● STATED EXERCISE
Look through the data for the string "Total". Copy every line where it is found.
start RECORDS PROVIDED
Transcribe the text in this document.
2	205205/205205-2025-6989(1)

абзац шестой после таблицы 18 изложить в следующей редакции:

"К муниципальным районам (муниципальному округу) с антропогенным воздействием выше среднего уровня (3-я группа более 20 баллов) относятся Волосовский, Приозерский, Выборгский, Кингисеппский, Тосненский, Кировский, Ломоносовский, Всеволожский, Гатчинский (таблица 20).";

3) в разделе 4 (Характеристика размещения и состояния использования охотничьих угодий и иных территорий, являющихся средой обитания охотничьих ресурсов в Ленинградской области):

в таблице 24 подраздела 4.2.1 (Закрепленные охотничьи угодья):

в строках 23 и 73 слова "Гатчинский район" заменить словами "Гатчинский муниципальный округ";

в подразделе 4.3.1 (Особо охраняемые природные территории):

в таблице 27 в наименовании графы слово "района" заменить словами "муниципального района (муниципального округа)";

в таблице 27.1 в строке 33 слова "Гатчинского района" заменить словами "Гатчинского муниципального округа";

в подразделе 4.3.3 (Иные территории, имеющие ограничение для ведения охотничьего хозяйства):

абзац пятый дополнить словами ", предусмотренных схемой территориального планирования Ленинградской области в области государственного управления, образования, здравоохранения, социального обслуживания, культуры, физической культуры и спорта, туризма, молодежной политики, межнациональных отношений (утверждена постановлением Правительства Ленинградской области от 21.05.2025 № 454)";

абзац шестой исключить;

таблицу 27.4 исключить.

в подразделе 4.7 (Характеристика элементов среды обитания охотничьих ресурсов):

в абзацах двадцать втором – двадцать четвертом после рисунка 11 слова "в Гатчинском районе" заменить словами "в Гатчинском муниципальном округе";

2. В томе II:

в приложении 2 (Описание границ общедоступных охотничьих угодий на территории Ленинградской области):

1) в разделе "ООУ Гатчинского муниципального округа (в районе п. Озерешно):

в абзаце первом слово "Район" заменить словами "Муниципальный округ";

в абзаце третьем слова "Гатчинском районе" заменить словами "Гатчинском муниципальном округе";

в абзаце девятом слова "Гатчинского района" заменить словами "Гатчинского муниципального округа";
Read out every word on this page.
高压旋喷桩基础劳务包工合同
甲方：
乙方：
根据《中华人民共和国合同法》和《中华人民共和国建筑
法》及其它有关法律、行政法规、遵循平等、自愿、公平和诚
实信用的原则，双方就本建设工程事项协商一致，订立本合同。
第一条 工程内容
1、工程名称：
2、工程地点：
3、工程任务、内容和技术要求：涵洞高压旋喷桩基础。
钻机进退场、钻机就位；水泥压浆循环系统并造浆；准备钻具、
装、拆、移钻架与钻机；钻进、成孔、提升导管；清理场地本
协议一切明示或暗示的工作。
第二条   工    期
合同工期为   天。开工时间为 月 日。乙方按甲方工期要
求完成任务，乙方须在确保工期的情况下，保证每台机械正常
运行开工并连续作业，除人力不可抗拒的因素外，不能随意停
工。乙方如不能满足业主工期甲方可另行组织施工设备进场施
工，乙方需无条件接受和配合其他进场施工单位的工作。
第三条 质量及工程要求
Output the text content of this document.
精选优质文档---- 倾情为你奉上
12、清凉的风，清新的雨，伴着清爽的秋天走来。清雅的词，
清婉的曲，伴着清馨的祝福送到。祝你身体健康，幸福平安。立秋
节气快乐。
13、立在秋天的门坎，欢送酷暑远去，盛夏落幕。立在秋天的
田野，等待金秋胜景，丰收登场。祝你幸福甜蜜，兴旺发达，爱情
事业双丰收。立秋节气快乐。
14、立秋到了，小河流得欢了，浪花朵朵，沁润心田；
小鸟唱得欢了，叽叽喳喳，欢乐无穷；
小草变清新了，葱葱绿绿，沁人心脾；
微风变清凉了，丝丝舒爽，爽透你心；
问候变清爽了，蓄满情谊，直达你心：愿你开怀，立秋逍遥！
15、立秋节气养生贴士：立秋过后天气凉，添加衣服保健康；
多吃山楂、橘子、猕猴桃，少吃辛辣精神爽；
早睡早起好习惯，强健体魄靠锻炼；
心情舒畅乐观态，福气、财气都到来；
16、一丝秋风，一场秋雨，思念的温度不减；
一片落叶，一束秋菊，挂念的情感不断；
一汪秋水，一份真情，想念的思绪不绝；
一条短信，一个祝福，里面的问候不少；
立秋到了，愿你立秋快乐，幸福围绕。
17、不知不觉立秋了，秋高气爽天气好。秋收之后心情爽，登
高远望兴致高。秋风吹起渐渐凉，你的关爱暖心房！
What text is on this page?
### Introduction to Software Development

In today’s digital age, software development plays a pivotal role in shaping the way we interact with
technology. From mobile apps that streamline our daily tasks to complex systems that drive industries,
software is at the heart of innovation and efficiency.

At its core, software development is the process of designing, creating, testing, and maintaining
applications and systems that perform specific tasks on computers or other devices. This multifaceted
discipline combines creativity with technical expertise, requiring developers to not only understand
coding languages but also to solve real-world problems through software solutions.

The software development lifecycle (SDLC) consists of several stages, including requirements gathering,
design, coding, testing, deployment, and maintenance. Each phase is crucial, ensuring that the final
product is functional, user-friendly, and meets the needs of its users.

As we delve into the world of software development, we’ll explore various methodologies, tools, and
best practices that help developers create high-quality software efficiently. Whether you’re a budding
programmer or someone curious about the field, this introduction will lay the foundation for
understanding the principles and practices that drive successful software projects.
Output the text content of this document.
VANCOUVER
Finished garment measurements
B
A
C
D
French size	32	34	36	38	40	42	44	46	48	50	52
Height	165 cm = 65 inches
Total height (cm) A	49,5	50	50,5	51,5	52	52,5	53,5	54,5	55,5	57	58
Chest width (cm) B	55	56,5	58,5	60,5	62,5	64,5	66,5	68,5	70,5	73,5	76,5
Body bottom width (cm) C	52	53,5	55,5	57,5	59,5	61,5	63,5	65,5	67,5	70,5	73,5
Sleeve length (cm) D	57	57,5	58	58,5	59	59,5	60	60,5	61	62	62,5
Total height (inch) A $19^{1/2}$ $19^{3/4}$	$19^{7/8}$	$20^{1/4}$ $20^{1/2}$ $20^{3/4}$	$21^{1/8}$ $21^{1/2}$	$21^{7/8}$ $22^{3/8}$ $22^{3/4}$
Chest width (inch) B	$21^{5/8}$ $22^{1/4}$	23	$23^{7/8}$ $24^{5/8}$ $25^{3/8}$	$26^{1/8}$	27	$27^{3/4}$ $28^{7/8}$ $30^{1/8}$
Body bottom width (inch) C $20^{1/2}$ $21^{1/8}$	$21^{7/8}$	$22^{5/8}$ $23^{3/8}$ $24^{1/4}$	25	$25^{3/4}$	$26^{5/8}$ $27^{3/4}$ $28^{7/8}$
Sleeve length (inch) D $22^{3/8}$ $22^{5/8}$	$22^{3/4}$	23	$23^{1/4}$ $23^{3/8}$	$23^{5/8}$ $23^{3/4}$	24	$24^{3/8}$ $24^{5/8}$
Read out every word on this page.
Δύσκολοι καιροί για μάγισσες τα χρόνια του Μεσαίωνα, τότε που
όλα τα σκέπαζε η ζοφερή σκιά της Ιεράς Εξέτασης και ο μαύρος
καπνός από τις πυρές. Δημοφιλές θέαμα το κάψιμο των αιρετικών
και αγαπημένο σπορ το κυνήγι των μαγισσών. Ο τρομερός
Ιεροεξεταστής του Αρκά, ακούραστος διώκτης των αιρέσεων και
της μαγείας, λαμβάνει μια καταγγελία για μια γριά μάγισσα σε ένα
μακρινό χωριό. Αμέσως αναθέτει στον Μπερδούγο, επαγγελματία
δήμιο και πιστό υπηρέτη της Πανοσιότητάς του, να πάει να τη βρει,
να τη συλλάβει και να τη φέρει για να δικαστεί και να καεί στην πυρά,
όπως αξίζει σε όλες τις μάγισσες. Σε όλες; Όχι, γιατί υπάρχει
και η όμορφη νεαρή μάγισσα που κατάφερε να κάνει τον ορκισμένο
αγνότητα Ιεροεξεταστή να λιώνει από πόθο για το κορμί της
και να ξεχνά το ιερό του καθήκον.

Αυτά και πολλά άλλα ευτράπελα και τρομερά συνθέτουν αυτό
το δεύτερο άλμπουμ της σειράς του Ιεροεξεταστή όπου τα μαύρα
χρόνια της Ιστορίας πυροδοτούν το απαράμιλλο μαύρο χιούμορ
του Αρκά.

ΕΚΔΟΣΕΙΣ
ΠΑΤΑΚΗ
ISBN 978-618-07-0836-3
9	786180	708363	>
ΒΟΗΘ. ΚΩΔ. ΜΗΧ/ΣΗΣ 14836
end RECORDS PROVIDED
● RESULT BELOW
Total height (cm) A	49,5	50	50,5	51,5	52	52,5	53,5	54,5	55,5	57	58
Total height (inch) A $19^{1/2}$ $19^{3/4}$	$19^{7/8}$	$20^{1/4}$ $20^{1/2}$ $20^{3/4}$	$21^{1/8}$ $21^{1/2}$	$21^{7/8}$ $22^{3/8}$ $22^{3/4}$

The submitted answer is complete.